(Data records)
········
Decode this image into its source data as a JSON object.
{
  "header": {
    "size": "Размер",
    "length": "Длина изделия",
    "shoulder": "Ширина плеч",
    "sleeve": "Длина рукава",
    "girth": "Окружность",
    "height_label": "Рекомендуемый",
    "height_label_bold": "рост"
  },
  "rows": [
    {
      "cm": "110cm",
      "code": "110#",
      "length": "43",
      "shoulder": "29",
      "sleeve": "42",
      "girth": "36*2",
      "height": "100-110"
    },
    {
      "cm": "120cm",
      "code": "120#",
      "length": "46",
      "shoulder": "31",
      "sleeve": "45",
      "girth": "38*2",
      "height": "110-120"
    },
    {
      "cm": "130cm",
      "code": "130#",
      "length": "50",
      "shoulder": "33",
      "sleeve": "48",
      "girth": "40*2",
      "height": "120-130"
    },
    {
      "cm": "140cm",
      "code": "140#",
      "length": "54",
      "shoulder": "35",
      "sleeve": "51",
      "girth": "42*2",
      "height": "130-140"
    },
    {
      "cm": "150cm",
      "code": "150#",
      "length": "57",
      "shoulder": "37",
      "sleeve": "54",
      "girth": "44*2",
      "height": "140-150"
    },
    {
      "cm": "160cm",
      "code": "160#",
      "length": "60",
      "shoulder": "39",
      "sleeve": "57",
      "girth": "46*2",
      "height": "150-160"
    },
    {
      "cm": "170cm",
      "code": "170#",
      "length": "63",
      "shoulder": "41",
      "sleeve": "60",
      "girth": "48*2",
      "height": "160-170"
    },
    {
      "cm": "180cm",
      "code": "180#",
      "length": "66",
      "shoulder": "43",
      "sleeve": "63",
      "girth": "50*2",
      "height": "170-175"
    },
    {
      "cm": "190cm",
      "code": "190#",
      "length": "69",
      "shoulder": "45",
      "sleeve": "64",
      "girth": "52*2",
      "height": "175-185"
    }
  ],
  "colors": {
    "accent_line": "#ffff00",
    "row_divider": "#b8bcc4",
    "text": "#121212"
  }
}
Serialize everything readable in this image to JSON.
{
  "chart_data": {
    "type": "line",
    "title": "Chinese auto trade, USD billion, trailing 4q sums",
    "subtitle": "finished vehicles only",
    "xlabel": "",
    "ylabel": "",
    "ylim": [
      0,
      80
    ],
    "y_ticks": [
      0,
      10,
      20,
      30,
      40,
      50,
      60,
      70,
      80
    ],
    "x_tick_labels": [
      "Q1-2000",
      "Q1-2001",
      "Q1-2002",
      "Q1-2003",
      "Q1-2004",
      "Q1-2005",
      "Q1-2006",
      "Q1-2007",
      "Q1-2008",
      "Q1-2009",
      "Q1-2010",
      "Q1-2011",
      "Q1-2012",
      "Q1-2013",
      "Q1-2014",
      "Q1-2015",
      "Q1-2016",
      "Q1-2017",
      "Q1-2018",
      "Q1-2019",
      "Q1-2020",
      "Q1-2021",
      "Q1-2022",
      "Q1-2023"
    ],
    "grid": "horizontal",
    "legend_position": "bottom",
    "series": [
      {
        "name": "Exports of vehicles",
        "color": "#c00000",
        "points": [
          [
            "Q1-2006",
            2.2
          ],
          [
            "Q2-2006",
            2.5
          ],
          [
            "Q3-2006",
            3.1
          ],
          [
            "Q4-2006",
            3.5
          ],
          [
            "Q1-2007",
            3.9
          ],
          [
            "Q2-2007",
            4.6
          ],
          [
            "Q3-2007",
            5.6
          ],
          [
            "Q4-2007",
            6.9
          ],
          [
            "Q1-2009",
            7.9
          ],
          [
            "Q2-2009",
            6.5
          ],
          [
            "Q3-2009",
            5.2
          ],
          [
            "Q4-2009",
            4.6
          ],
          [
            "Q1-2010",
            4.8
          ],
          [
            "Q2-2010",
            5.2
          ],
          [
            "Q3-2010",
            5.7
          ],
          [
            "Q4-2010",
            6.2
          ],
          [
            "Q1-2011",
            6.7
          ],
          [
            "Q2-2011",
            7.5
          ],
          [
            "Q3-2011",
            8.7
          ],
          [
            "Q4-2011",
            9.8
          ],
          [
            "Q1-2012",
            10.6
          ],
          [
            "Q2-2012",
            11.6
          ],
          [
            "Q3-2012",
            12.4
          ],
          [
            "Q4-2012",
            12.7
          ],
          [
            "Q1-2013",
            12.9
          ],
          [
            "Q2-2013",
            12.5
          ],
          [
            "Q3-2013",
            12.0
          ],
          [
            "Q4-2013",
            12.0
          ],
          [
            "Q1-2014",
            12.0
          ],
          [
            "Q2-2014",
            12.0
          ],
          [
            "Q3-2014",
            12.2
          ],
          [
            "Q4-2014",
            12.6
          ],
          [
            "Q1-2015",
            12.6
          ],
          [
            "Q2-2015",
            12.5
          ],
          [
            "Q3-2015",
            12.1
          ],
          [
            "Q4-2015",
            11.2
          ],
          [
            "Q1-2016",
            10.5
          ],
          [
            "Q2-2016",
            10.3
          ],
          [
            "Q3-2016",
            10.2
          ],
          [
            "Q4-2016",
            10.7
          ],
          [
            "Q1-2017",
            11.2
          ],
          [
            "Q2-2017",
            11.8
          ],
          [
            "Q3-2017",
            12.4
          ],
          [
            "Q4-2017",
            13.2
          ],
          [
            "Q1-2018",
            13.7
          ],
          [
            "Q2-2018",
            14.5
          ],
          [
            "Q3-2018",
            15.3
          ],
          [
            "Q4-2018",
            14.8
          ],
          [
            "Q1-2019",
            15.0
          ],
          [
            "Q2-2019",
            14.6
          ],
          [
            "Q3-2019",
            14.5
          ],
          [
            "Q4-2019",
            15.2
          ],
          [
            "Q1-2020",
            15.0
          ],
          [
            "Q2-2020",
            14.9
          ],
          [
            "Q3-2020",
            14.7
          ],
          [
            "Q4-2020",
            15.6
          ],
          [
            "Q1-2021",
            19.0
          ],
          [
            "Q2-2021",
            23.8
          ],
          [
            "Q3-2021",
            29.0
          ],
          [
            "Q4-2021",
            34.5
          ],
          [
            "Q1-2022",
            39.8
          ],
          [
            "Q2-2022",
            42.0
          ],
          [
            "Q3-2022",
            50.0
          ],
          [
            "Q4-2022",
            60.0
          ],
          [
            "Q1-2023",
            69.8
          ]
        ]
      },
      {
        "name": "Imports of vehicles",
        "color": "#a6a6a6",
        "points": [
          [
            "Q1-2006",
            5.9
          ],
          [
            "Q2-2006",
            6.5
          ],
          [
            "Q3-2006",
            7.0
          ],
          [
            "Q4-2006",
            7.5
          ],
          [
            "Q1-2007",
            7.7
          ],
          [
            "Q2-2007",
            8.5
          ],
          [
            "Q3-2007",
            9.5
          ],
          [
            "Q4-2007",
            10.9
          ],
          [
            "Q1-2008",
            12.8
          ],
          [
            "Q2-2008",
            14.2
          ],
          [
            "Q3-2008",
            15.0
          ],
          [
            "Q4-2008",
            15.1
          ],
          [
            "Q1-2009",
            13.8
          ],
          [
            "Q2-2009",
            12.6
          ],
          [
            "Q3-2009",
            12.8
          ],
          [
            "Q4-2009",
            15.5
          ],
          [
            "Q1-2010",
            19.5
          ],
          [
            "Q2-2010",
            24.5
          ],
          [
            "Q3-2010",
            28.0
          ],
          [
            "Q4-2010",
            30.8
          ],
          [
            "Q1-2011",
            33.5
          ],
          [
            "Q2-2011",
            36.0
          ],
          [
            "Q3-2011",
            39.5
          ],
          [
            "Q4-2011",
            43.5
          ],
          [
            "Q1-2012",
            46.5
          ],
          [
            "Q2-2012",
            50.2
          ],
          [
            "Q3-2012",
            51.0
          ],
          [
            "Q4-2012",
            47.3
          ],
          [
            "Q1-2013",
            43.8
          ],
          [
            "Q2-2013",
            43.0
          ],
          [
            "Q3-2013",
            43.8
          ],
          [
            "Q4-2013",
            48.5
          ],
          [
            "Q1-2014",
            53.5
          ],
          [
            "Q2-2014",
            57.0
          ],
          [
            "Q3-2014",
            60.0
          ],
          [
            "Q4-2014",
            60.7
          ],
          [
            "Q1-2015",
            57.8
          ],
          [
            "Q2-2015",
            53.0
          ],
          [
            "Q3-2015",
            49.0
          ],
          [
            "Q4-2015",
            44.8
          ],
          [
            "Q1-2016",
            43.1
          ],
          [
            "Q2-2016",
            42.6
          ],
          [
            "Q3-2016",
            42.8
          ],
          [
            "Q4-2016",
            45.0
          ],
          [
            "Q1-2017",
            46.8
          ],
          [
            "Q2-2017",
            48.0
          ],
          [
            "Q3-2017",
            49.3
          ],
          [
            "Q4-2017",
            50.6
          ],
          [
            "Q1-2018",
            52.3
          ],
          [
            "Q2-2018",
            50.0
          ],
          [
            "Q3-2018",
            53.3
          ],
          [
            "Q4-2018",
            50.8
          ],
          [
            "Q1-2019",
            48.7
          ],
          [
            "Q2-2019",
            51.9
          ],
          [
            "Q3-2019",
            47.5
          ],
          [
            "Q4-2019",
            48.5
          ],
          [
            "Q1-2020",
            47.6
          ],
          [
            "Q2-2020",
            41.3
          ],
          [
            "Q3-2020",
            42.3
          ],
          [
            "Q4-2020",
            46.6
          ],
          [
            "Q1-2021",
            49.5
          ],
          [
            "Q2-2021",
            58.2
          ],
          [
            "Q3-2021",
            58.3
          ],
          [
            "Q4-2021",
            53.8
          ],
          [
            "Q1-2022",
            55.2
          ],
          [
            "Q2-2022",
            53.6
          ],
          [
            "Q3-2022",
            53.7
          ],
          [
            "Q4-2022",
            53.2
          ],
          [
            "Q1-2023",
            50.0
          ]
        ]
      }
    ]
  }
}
········
Extract every line above that contains the word "shoulder".

    "shoulder": "Ширина плеч",
      "shoulder": "29",
      "shoulder": "31",
      "shoulder": "33",
      "shoulder": "35",
      "shoulder": "37",
      "shoulder": "39",
      "shoulder": "41",
      "shoulder": "43",
      "shoulder": "45",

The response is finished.